- **Provided information**:
────────────────

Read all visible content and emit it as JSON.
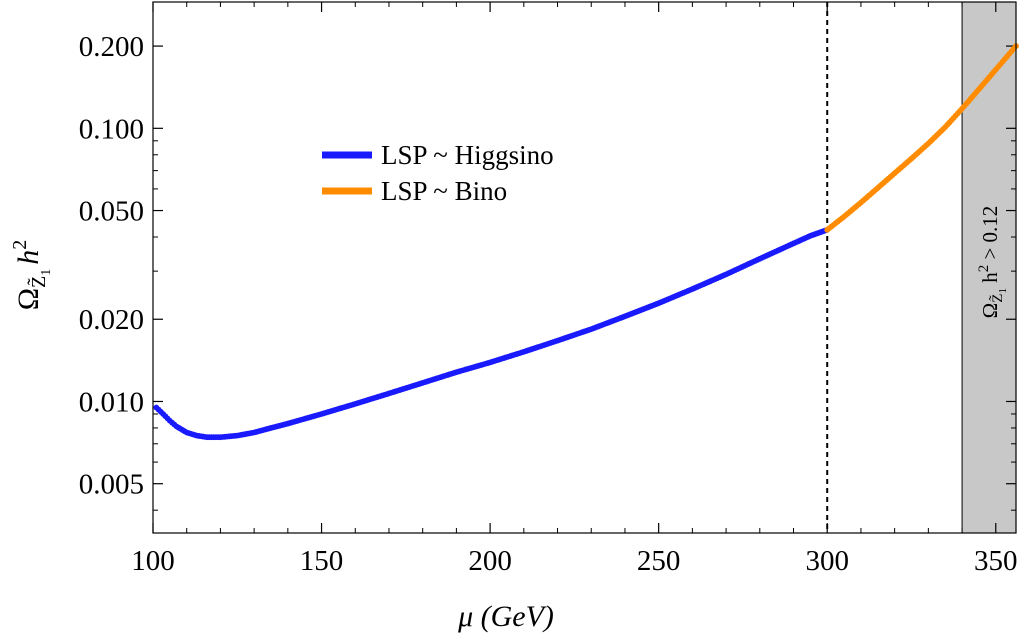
{
  "chart_data": {
    "type": "scatter",
    "title": "",
    "xlabel": "μ (GeV)",
    "ylabel": {
      "symbol": "Ω",
      "sub": "Z̃",
      "subsub": "1",
      "rest": "h",
      "sup": "2"
    },
    "xlim": [
      100,
      356
    ],
    "ylim": [
      0.0033,
      0.29
    ],
    "yscale": "log",
    "x_ticks": [
      {
        "value": 100,
        "label": "100"
      },
      {
        "value": 150,
        "label": "150"
      },
      {
        "value": 200,
        "label": "200"
      },
      {
        "value": 250,
        "label": "250"
      },
      {
        "value": 300,
        "label": "300"
      },
      {
        "value": 350,
        "label": "350"
      }
    ],
    "y_ticks": [
      {
        "value": 0.005,
        "label": "0.005"
      },
      {
        "value": 0.01,
        "label": "0.010"
      },
      {
        "value": 0.02,
        "label": "0.020"
      },
      {
        "value": 0.05,
        "label": "0.050"
      },
      {
        "value": 0.1,
        "label": "0.100"
      },
      {
        "value": 0.2,
        "label": "0.200"
      }
    ],
    "series": [
      {
        "name": "LSP ~ Higgsino",
        "color": "#1a1aff",
        "x": [
          101,
          103,
          105,
          107,
          110,
          113,
          116,
          120,
          125,
          130,
          135,
          140,
          150,
          160,
          170,
          180,
          190,
          200,
          210,
          220,
          230,
          240,
          250,
          260,
          270,
          280,
          290,
          295,
          300
        ],
        "y": [
          0.0095,
          0.009,
          0.0085,
          0.0081,
          0.0077,
          0.0075,
          0.0074,
          0.0074,
          0.0075,
          0.0077,
          0.008,
          0.0083,
          0.009,
          0.0098,
          0.0107,
          0.0117,
          0.0128,
          0.0139,
          0.0152,
          0.0167,
          0.0184,
          0.0205,
          0.0229,
          0.0258,
          0.0292,
          0.0333,
          0.0379,
          0.0404,
          0.0425
        ]
      },
      {
        "name": "LSP ~ Bino",
        "color": "#ff8c00",
        "x": [
          300,
          305,
          310,
          315,
          320,
          325,
          330,
          335,
          340,
          345,
          350,
          356
        ],
        "y": [
          0.0425,
          0.0475,
          0.0535,
          0.0605,
          0.0685,
          0.0775,
          0.088,
          0.101,
          0.118,
          0.139,
          0.164,
          0.2
        ]
      }
    ],
    "vline": {
      "x": 300,
      "style": "dashed",
      "color": "#000000"
    },
    "shaded_region": {
      "x_from": 340,
      "x_to": 356,
      "color": "#c8c8c8",
      "label": {
        "symbol": "Ω",
        "sub": "Z̃",
        "subsub": "1",
        "rest": " h",
        "sup": "2",
        "tail": " > 0.12"
      }
    },
    "legend": {
      "position": "upper-left",
      "entries": [
        "LSP ~ Higgsino",
        "LSP ~ Bino"
      ]
    }
  }
}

────────────────

- **Instructions to follow**:
Repeat the listing in full and exactly. Leave any pictures out.

- **Final result**:
Read all visible content and emit it as JSON.
{
  "chart_data": {
    "type": "scatter",
    "title": "",
    "xlabel": "μ (GeV)",
    "ylabel": {
      "symbol": "Ω",
      "sub": "Z̃",
      "subsub": "1",
      "rest": "h",
      "sup": "2"
    },
    "xlim": [
      100,
      356
    ],
    "ylim": [
      0.0033,
      0.29
    ],
    "yscale": "log",
    "x_ticks": [
      {
        "value": 100,
        "label": "100"
      },
      {
        "value": 150,
        "label": "150"
      },
      {
        "value": 200,
        "label": "200"
      },
      {
        "value": 250,
        "label": "250"
      },
      {
        "value": 300,
        "label": "300"
      },
      {
        "value": 350,
        "label": "350"
      }
    ],
    "y_ticks": [
      {
        "value": 0.005,
        "label": "0.005"
      },
      {
        "value": 0.01,
        "label": "0.010"
      },
      {
        "value": 0.02,
        "label": "0.020"
      },
      {
        "value": 0.05,
        "label": "0.050"
      },
      {
        "value": 0.1,
        "label": "0.100"
      },
      {
        "value": 0.2,
        "label": "0.200"
      }
    ],
    "series": [
      {
        "name": "LSP ~ Higgsino",
        "color": "#1a1aff",
        "x": [
          101,
          103,
          105,
          107,
          110,
          113,
          116,
          120,
          125,
          130,
          135,
          140,
          150,
          160,
          170,
          180,
          190,
          200,
          210,
          220,
          230,
          240,
          250,
          260,
          270,
          280,
          290,
          295,
          300
        ],
        "y": [
          0.0095,
          0.009,
          0.0085,
          0.0081,
          0.0077,
          0.0075,
          0.0074,
          0.0074,
          0.0075,
          0.0077,
          0.008,
          0.0083,
          0.009,
          0.0098,
          0.0107,
          0.0117,
          0.0128,
          0.0139,
          0.0152,
          0.0167,
          0.0184,
          0.0205,
          0.0229,
          0.0258,
          0.0292,
          0.0333,
          0.0379,
          0.0404,
          0.0425
        ]
      },
      {
        "name": "LSP ~ Bino",
        "color": "#ff8c00",
        "x": [
          300,
          305,
          310,
          315,
          320,
          325,
          330,
          335,
          340,
          345,
          350,
          356
        ],
        "y": [
          0.0425,
          0.0475,
          0.0535,
          0.0605,
          0.0685,
          0.0775,
          0.088,
          0.101,
          0.118,
          0.139,
          0.164,
          0.2
        ]
      }
    ],
    "vline": {
      "x": 300,
      "style": "dashed",
      "color": "#000000"
    },
    "shaded_region": {
      "x_from": 340,
      "x_to": 356,
      "color": "#c8c8c8",
      "label": {
        "symbol": "Ω",
        "sub": "Z̃",
        "subsub": "1",
        "rest": " h",
        "sup": "2",
        "tail": " > 0.12"
      }
    },
    "legend": {
      "position": "upper-left",
      "entries": [
        "LSP ~ Higgsino",
        "LSP ~ Bino"
      ]
    }
  }
}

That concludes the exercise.